» Page extract

----------

Meta Layoffs Grease the Skids for Election Disinformation

The tech company Meta has quietly laid off workers specializing in identifying disinformation on its lead platform Facebook, CNN reported on July 11 2023.

According to the news network:

Fact Check

Claim: Meta has laid off workers specialized in identifying disinformation

Description: Meta, formerly known as Facebook, has made numerous changes over the past year, including letting go several employees who specialized in identifying and countering mis- and disinformation on its platform. Furthermore, Meta has introduced a new option which allows users to determine the prominence of debunked posts in their feeds, granting them more control over the content they see.

Rating: True

Rating Explanation: Information from credible sources confirming that Meta has laid off workers from its team specializing in identifying disinformation. Also, changes made to the platform’s settings conferring more power to users over the ranking of posts in their feeds.

----------

» Dataset extract
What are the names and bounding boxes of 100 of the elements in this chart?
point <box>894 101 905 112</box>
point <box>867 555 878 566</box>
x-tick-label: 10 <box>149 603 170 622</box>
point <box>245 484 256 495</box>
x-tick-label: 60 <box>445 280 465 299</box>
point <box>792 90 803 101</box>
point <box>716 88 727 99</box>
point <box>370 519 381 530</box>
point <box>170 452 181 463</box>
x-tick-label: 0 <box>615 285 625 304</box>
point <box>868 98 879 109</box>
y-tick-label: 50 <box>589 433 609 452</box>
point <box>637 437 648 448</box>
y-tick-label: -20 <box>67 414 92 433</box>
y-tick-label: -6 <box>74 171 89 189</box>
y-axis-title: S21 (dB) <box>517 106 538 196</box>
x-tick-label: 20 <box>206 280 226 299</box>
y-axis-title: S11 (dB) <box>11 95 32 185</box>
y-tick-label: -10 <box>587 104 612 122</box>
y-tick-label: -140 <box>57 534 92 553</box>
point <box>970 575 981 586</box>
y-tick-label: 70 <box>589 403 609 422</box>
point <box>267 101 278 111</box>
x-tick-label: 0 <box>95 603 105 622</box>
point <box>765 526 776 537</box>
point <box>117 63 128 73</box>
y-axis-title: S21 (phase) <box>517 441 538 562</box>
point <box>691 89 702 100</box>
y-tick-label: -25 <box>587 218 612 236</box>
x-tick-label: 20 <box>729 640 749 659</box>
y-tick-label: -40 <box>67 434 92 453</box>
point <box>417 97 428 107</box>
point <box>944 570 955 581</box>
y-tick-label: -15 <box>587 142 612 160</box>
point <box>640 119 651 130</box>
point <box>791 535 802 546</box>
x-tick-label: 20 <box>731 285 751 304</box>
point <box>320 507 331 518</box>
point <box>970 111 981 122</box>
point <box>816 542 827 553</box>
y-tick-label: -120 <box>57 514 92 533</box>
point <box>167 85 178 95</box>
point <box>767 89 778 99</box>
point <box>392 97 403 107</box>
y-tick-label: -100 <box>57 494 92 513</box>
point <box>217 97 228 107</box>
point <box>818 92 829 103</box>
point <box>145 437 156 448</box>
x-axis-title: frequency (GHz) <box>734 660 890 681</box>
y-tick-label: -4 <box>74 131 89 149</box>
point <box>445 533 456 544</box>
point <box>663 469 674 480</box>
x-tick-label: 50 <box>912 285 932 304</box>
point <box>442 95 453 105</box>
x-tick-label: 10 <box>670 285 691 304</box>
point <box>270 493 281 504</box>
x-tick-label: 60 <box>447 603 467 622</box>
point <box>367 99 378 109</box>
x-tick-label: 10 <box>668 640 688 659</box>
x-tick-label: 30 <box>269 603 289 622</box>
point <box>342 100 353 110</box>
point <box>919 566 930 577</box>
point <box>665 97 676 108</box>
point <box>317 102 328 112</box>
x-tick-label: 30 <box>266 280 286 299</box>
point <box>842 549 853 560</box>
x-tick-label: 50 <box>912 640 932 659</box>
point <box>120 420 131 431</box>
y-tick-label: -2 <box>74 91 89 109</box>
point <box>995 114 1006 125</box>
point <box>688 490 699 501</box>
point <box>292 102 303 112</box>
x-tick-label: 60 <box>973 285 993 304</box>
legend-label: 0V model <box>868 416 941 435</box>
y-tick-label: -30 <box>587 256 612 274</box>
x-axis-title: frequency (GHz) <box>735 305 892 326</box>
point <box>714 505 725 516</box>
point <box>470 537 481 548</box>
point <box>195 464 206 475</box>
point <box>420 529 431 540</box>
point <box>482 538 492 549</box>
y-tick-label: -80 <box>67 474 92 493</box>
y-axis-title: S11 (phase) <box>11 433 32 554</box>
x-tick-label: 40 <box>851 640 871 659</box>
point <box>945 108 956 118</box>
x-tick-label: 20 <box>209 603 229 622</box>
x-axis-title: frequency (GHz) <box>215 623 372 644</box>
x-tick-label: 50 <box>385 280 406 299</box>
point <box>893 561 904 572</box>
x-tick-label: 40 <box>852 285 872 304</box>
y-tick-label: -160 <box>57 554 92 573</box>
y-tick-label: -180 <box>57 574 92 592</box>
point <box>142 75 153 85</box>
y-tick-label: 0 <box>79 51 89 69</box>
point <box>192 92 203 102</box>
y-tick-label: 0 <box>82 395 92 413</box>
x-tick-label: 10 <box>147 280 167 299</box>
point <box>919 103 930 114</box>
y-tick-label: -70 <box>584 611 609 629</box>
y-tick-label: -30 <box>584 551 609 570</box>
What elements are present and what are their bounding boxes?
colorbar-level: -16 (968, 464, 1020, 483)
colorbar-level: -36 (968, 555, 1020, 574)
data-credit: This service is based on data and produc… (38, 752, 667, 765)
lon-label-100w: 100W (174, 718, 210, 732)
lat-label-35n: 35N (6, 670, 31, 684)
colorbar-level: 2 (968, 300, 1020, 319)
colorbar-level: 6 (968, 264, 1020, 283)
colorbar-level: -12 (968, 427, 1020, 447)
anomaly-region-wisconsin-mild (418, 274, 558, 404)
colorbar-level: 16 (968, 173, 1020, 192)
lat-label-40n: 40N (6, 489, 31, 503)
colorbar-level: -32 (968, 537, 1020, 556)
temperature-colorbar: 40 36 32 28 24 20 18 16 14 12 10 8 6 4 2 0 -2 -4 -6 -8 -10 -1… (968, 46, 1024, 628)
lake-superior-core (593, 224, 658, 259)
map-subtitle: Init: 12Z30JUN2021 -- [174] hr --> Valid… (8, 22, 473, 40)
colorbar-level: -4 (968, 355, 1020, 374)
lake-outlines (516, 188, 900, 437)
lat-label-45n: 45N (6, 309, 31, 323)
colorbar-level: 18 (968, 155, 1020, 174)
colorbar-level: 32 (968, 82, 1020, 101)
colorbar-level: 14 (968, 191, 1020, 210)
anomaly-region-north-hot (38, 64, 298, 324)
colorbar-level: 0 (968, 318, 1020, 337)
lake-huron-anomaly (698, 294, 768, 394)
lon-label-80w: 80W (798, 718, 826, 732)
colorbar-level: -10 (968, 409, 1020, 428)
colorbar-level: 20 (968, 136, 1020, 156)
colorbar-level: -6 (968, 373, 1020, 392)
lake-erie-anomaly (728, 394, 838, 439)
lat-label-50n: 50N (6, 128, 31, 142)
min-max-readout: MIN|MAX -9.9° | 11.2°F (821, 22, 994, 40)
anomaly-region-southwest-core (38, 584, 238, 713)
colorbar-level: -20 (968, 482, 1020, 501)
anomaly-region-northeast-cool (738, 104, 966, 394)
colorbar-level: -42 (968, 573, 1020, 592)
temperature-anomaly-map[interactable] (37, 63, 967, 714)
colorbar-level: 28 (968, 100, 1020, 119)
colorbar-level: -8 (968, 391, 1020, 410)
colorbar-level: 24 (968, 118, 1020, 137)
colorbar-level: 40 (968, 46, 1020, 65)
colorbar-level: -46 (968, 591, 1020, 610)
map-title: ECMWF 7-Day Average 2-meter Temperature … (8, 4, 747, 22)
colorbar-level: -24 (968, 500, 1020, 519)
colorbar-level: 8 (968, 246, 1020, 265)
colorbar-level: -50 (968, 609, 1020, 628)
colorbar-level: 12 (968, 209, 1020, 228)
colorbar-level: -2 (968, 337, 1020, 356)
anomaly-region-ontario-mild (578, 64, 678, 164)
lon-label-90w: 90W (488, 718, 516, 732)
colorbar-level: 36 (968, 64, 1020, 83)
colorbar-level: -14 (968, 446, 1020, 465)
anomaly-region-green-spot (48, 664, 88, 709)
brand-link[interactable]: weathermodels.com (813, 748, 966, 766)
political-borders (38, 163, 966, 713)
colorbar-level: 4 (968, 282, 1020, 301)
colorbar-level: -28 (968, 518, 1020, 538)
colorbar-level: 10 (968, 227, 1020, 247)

----------

» Your goal
Could you extract the part of the Meta layoffs article starting at "According to the" and ending at "content they see.", word for word? The entries come from a different source than the Meta layoffs article.

» Written reply
According to the news network:

Fact Check

Claim: Meta has laid off workers specialized in identifying disinformation

Description: Meta, formerly known as Facebook, has made numerous changes over the past year, including letting go several employees who specialized in identifying and countering mis- and disinformation on its platform. Furthermore, Meta has introduced a new option which allows users to determine the prominence of debunked posts in their feeds, granting them more control over the content they see.